• Source text

In Search of Batch - The End of the Road
In order to successfully migrate our mainframe application to a Java/application server based solution,
we had to figure out how to migrate our batch processes.
We had a very good start, in achieving this, by utilizing the LaunchClient command and J2EE Client programs.
It was just a matter of putting the remaining pieces together into a working solution.
But we were running into a lot of trouble creating a working solution.
There was no turning back or giving up. Success in creating a working Java batch process
would not only be good for our project, it would demonstrate to the rest of my
company, Amway Corp., that Java technology was appropriate for enterprise-wide applications.
So we began another search of available literature for answers to our latest issues.
After a few days of searching, we came across a sample Java program of a "splash screen" for a GUI application.
At first, the sample code seemed to have nothing to do with what we were looking for.
But upon closer examination, the sample program contained code that was exactly what we were looking for.
Hooray! So we used the code and created two client programs, BaseClient and EJBClient.
BaseClient did the following -
1) Accept input arguments: target class name, target class arguments
2) Perform client container login, catching errors if needed
3) Load the target class and get a reference to its main() method, catching errors if needed
4) Invoke the target class main() method, catching errors if needed
#3 and #4 utilized Java reflection techniques.
BaseClient would be the active J2EE Client program for the application.
All other client programs\target classes would be started by BaseClient.
EJBClient did the following -
1) Accept input arguments: JNDI name of EJB, name of EJB method to call after create(), EJB method arguments
2) Create EJB Remote Object
3) Invoke EJB method
4) If a Boolean is returned from the called EJB method; pass return value to calling program
EJBClient would be used as a generic client program to call any EJB.
We then created a J2EE Client program and several "hello world" EJBs.
After deploying the code to the application server, we started the Java batch process via LaunchClient.
We expected LaunchClient to call BaseClient, which would call the J2EE Client program,
which would call the EJB. We would use EJBClient instead of the J2EE Client program,
if calling an EJB was all that the client program would do.
It all worked perfectly! We were able to execute any EJB from any client program
without redeploying the application.
We were now free to create as many batch processes as we needed.
They would all be part of the same application or EAR. Double Hooray!
Now that we could create Java batch processes, we felt we could do anything in Java.
Our "Search for Batch" had ended!
Batch processing continues to be part of our Java\J2EE applications today.
About a year and a half ago, our application server vendor introduced a "new" feature --
called "Batch". It was an app server container for batch processing.
Eight and a half years after we created batch processing for our application,
our app server vendor finally got around to it. Too funny!

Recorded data
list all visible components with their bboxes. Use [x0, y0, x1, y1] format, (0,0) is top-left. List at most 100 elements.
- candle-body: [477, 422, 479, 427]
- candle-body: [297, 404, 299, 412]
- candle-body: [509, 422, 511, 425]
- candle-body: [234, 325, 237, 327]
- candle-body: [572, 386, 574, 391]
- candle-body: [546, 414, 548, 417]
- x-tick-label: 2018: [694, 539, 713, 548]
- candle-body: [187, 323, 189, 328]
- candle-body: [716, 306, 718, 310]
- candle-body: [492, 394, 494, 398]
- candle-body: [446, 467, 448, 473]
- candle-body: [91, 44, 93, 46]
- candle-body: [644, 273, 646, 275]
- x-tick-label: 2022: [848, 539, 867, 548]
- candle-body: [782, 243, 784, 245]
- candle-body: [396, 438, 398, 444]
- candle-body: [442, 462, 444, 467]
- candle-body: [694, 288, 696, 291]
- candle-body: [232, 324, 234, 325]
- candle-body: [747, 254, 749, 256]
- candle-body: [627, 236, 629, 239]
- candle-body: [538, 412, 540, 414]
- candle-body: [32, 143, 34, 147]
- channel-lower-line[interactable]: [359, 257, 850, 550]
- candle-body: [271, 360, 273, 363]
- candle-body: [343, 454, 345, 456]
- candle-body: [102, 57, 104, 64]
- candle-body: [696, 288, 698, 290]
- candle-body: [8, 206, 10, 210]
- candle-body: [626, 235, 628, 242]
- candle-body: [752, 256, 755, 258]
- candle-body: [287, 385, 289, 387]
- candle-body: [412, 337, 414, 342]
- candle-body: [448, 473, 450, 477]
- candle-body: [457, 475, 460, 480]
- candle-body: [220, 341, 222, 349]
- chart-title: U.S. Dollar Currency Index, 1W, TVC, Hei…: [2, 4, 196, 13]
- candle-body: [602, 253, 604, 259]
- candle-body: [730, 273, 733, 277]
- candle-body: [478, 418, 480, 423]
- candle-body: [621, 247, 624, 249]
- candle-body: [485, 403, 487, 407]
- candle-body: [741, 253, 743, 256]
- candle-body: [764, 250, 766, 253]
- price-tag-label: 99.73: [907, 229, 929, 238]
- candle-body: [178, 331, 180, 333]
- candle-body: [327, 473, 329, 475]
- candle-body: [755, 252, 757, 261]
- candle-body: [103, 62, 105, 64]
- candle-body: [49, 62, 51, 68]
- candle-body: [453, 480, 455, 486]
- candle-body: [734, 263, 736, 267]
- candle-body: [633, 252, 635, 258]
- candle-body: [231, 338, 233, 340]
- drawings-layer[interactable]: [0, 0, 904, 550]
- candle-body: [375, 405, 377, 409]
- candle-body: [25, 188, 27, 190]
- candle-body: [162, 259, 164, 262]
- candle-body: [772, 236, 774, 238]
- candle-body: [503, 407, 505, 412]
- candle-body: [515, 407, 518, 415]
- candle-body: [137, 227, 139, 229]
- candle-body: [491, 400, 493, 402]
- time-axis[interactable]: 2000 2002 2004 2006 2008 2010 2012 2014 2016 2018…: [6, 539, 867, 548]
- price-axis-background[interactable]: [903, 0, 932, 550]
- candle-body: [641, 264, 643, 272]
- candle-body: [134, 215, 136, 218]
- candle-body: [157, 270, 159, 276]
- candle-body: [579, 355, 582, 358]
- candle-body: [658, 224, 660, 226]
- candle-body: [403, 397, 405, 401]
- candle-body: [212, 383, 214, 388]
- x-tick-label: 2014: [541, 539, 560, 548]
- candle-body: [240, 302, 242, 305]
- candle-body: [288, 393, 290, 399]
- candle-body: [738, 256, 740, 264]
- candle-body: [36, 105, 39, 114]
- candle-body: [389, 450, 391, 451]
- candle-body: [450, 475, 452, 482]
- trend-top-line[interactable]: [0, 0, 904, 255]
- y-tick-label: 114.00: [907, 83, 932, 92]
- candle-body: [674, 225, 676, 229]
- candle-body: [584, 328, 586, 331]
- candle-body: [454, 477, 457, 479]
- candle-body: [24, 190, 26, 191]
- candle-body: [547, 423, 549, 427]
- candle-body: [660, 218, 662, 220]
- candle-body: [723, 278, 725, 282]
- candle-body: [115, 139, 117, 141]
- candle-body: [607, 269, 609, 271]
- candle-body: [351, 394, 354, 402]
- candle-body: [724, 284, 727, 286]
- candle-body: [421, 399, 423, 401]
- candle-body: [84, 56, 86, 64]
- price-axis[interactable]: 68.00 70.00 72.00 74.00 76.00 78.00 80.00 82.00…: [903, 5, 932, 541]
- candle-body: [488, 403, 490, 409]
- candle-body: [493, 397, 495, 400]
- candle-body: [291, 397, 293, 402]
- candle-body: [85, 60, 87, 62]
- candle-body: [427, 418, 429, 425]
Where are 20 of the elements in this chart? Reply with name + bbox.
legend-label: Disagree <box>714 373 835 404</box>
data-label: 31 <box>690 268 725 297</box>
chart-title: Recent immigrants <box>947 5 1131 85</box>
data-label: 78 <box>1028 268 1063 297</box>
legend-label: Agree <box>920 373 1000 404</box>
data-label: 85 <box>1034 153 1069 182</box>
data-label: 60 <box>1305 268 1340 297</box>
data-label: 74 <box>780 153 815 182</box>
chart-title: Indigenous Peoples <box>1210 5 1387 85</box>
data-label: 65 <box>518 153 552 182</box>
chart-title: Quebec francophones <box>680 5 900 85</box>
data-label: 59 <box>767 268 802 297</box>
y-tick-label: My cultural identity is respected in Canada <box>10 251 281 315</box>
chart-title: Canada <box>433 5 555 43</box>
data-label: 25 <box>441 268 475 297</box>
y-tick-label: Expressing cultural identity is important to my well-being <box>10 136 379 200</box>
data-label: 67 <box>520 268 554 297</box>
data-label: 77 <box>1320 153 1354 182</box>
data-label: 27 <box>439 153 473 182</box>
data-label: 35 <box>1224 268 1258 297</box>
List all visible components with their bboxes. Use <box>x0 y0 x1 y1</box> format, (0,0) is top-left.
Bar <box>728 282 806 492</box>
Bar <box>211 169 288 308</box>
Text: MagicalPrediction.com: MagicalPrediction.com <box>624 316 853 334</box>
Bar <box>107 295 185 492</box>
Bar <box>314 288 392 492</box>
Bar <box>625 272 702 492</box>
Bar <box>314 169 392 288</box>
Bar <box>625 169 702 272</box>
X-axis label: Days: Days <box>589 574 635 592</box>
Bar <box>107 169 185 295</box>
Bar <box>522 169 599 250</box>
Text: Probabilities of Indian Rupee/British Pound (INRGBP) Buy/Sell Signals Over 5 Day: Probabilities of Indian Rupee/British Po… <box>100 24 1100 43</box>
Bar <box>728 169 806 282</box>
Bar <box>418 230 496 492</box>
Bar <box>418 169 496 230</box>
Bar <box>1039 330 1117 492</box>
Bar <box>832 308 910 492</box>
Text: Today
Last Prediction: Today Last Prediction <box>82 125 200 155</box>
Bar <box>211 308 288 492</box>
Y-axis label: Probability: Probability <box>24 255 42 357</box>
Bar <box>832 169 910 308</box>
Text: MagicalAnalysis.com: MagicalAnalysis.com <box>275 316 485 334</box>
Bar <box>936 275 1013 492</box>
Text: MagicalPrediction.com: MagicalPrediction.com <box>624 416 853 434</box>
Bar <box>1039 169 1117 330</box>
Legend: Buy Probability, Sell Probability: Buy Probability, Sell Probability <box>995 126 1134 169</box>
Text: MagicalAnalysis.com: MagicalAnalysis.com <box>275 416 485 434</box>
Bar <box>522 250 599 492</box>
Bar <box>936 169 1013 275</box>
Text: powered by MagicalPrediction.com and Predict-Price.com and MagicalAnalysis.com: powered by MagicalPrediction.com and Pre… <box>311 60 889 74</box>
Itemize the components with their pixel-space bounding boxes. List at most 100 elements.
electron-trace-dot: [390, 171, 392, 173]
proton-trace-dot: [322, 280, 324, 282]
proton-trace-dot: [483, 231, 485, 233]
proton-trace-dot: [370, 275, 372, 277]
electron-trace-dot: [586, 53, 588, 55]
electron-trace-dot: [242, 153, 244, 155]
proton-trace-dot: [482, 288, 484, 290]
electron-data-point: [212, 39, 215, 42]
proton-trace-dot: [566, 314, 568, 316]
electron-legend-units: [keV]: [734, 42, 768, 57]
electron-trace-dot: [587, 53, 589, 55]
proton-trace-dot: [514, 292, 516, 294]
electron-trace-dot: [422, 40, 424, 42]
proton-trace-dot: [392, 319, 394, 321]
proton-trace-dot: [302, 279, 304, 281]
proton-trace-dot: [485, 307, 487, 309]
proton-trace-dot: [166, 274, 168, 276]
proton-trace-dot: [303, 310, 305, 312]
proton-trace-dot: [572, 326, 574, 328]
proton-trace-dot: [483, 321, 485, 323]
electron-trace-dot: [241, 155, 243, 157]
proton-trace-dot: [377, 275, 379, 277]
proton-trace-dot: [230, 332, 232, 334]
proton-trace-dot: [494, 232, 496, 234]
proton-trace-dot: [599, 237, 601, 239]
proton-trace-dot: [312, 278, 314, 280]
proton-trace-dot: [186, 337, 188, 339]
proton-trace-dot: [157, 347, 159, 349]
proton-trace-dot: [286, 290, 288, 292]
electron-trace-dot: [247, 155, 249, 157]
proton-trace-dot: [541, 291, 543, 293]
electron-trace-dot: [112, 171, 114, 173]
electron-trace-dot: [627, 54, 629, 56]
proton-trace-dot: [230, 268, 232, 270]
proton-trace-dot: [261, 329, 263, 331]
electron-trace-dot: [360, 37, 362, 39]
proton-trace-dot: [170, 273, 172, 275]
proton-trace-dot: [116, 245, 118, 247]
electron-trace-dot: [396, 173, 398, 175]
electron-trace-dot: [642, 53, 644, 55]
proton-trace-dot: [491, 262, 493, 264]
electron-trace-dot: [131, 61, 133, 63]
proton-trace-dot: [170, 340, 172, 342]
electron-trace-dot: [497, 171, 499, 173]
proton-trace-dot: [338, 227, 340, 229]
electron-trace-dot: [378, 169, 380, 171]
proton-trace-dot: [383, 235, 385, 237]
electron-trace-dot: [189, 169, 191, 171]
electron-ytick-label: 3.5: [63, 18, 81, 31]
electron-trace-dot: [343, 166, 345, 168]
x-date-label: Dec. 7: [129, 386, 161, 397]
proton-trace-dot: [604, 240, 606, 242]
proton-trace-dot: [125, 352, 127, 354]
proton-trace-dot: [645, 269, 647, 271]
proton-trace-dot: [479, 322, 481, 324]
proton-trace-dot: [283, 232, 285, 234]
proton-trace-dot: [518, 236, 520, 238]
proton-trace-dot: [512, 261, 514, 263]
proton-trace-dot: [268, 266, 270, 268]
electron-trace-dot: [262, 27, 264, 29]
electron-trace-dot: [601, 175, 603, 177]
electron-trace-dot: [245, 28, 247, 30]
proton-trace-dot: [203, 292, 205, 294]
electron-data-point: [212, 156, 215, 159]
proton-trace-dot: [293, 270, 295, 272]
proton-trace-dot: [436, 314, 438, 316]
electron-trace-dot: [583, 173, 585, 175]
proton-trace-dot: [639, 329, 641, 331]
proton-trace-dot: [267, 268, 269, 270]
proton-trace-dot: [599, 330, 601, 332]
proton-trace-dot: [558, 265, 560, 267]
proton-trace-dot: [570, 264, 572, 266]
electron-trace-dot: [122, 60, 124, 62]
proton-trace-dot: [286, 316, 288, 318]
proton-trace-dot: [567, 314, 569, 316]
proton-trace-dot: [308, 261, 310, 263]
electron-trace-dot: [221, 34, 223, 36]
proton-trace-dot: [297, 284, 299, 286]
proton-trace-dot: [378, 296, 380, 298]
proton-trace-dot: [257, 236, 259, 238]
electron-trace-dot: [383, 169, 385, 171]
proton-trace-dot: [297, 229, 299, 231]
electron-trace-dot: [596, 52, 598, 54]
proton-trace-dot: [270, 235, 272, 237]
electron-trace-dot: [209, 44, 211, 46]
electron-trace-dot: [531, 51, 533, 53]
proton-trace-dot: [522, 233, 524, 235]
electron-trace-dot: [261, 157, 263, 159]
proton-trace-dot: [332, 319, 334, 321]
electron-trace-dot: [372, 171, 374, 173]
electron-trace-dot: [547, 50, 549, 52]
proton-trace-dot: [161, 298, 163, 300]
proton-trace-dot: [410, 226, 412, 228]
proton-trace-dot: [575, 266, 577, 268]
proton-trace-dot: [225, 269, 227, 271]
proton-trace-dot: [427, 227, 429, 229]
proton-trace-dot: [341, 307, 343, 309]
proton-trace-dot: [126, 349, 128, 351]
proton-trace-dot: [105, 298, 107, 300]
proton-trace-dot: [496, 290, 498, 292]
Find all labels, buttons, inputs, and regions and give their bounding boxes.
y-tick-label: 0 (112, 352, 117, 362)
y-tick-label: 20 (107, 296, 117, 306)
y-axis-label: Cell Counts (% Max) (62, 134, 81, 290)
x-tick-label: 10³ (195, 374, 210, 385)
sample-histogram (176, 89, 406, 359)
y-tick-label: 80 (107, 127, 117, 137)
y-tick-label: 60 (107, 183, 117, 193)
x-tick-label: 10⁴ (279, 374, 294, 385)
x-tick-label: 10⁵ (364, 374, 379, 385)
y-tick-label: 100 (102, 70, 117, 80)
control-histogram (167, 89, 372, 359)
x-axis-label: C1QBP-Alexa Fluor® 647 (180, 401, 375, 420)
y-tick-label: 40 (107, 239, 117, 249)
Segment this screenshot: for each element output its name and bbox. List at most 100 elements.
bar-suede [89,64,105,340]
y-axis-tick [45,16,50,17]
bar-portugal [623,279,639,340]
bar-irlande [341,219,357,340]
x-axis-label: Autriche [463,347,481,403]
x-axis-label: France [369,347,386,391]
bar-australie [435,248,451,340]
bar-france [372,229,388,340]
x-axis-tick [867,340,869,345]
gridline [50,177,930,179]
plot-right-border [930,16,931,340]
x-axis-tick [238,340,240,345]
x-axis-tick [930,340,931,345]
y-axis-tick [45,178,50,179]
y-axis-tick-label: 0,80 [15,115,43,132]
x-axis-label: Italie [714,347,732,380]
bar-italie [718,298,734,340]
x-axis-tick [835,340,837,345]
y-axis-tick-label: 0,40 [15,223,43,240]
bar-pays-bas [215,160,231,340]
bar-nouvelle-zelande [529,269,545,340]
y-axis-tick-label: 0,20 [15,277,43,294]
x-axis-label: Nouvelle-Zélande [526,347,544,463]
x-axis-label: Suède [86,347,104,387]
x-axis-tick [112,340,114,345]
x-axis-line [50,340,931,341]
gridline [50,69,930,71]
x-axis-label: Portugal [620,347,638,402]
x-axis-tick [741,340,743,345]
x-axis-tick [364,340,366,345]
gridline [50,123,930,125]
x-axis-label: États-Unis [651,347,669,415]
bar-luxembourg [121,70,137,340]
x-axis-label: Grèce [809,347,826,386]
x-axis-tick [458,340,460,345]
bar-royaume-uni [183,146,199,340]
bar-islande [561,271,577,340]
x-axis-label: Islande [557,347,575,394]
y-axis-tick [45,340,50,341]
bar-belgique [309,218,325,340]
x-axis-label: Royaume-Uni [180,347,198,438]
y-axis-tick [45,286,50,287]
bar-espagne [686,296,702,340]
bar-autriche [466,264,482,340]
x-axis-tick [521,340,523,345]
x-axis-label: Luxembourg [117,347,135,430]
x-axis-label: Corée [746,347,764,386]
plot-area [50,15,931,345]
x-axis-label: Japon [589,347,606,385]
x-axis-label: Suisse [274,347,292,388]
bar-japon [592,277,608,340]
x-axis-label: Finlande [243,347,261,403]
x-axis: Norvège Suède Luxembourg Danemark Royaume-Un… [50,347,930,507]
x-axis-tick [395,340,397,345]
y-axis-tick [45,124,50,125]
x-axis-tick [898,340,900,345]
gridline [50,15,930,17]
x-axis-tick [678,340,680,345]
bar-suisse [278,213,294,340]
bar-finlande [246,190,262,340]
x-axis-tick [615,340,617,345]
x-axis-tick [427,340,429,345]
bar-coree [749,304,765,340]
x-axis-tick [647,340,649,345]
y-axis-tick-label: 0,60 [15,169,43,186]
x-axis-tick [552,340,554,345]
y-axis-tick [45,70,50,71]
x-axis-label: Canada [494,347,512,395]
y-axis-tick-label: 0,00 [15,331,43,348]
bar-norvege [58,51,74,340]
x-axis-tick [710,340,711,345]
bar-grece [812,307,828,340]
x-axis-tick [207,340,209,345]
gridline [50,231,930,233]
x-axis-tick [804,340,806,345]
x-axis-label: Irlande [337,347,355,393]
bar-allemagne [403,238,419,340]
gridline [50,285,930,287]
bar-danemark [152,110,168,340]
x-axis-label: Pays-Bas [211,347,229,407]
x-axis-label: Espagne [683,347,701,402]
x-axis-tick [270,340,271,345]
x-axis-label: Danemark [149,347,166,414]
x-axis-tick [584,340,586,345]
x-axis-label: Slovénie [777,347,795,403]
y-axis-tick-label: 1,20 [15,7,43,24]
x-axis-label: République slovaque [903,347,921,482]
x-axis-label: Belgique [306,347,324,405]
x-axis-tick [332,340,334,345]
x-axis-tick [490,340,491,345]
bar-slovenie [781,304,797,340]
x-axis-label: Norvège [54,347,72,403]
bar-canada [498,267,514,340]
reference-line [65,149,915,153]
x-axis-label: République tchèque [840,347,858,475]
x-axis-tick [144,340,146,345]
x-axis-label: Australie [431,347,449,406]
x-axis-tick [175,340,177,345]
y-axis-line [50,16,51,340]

• Exercises
A) Rewrite the batch migration account from "All other client" to "program would do.", putting "GenericEJBCaller" in place of "EJBClient".
B) Answer these questions from the batch migration account.
(i) Which company does the writer work for?
(ii) What techniques did steps #3 and #4 of BaseClient use?
(iii) How many years after the team created batch processing did the app server vendor introduce its "Batch" feature?
The recorded data is not needed for this work.

• Outputs by task
A)
All other client programs\target classes would be started by BaseClient.
GenericEJBCaller did the following -
1) Accept input arguments: JNDI name of EJB, name of EJB method to call after create(), EJB method arguments
2) Create EJB Remote Object
3) Invoke EJB method
4) If a Boolean is returned from the called EJB method; pass return value to calling program
GenericEJBCaller would be used as a generic client program to call any EJB.
We then created a J2EE Client program and several "hello world" EJBs.
After deploying the code to the application server, we started the Java batch process via LaunchClient.
We expected LaunchClient to call BaseClient, which would call the J2EE Client program,
which would call the EJB. We would use GenericEJBCaller instead of the J2EE Client program,
if calling an EJB was all that the client program would do.

B)
(i) Amway Corp.
(ii) Java reflection techniques.
(iii) Eight and a half years.